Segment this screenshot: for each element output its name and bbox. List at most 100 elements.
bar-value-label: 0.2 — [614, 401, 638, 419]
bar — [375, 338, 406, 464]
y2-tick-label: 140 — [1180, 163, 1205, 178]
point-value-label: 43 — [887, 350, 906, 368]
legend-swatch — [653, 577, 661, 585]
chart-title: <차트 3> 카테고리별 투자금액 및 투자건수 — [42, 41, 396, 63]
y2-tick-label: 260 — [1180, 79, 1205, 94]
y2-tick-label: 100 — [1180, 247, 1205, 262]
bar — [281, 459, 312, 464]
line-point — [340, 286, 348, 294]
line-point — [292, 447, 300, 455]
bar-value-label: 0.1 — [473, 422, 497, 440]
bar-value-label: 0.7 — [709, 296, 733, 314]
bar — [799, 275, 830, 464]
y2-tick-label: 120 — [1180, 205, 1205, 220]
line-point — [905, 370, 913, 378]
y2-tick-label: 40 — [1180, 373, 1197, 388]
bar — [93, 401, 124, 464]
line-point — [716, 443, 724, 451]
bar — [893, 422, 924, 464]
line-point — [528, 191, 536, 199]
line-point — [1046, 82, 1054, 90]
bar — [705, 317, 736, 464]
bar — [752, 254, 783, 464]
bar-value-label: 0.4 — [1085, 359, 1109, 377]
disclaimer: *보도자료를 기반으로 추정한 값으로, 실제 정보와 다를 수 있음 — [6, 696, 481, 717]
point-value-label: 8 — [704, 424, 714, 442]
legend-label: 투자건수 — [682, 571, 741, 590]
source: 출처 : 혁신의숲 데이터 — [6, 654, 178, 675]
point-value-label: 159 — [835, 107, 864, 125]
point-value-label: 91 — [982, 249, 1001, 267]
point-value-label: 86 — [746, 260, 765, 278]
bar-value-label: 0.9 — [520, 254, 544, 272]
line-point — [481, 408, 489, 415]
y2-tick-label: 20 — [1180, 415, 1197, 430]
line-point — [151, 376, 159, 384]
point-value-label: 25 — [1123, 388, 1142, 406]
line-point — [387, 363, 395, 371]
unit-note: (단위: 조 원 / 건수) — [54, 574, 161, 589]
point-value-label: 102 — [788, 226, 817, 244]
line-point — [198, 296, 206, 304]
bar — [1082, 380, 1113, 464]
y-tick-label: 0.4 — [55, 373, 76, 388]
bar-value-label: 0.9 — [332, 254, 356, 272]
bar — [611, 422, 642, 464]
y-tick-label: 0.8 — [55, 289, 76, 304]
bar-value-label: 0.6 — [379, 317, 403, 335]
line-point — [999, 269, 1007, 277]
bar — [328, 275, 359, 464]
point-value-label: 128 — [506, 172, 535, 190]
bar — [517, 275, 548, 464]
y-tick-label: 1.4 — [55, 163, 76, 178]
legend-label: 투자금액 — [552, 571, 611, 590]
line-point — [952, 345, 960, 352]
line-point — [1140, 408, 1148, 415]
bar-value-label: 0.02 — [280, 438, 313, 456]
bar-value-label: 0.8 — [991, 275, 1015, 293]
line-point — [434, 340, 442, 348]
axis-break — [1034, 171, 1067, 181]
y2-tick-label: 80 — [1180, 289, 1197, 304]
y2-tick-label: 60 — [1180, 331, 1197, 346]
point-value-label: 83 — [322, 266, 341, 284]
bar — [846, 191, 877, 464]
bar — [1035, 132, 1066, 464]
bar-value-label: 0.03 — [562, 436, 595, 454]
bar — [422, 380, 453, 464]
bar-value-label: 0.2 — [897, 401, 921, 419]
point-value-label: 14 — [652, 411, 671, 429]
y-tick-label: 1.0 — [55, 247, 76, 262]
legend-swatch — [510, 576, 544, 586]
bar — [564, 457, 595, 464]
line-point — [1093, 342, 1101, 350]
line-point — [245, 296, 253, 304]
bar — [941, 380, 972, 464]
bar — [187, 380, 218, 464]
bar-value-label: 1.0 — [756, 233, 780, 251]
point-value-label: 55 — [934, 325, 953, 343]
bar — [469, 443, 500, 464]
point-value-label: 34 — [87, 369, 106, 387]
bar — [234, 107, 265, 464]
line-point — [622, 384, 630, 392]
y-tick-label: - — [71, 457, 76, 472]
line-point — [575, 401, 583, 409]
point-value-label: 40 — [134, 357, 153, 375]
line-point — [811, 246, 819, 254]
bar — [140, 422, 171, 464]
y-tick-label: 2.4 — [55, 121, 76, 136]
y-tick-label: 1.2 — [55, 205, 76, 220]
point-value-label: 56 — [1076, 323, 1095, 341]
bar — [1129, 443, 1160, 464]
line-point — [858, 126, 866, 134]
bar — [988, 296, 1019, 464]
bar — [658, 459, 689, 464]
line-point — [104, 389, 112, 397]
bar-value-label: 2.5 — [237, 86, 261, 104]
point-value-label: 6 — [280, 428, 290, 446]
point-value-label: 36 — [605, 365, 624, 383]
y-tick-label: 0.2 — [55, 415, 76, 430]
################
Tally the lines in the entries above that contain the string "투자금액", with case counting. Give only the number.

◆ Exercise output
2